### Фрагмент источника
Если успех уйдет — это никак не изменит моей жизни. Ну, будет меньше денег и почитателей, вот вы ко мне придете не брать интервью, а мы просто попьем чаю… А потом я все равно встану и продолжу работать. Ведь жили же и работали в «совке» для горстки друзей и небесного музея.
Про свободу
В какой-то степени весь мой путь — отстаивание своей свободы. В советское время меня выгоняли из Союза художников, собирали товарищеский суд. Я приходил с картинами, мне говорили: «Читали ли вы вчера «Правду»?» Я: «Нет». А мне: «Напрасно. Мир на грани войны, американцы потрясают оружием, а вы себе позволяете такое…» Немногочисленные выставки запрещались, денег не было. И тем не менее я вспоминаю ту жизнь как замечательную именно потому, что был свободен и занимался своим искусством — а не их. В этом смысле ничего не изменилось, я продолжаю заниматься своим делом. А если говорить о свободе в общественном смысле, и о том, нравится ли мне то, что сейчас происходит в России… Естественно, то негативное, что есть в стране, исходит от власти, мы все это знаем. Думаю, у нормального человека не может быть положительного отношения, скажем, к российской судебной системе. Под многими из лозунгов протестного движения я могу подписаться, но не люблю ни с кем объединяться. Я ворона, то есть ворон, который летает отдельно от стаи, не потому, что другие вороны плохие, а просто у меня иная физика. Не выношу всех этих: «Сколько можно! Настало время! Давайте все выйдем!» — сразу хочется отойти в сторону. Кроме того, среди лидеров оппозиции есть люди крайне несимпатичные, глубоко мне чуждые. Я вовсе не уверен, что если они придут к власти, будет лучше. В целом я политически неактивный человек. Правда, когда нужно было, когда решалась судьба — Ельцин или Жириновский,— я пошел в Нью-Йорке в российское консульство и проголосовал за Ельцина. (Смеется.)

### Данные

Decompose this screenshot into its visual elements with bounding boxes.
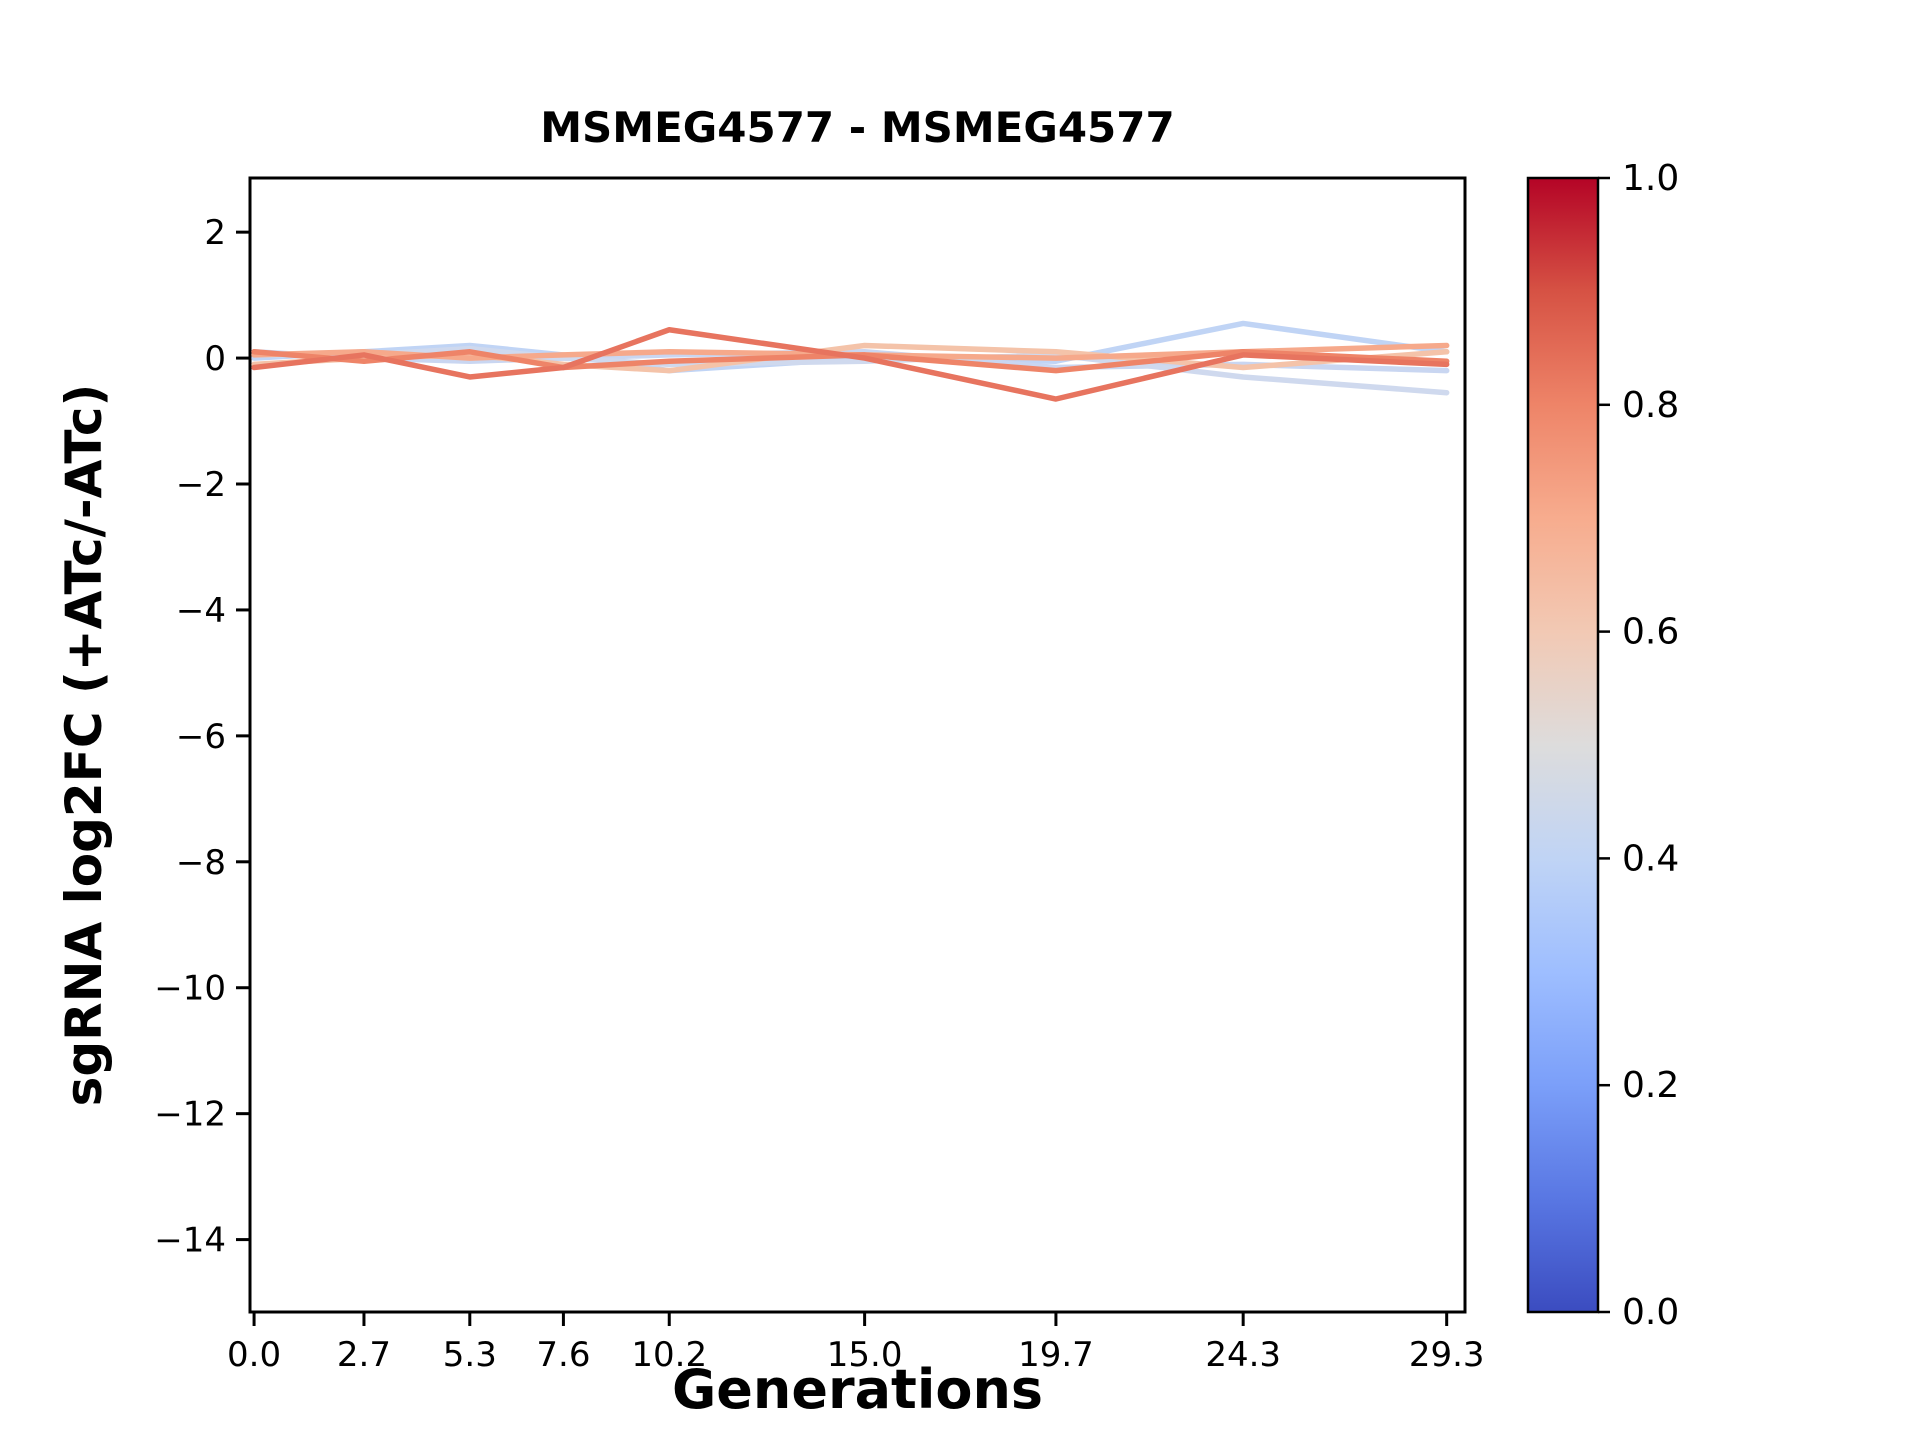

### Цель
Какие возгласы перечислены в отрывке о свободе сразу после слов «Не выношу всех этих»? Назовите все. Строки здесь не понадобятся.

### Решение
«Сколько можно!», «Настало время!», «Давайте все выйдем!»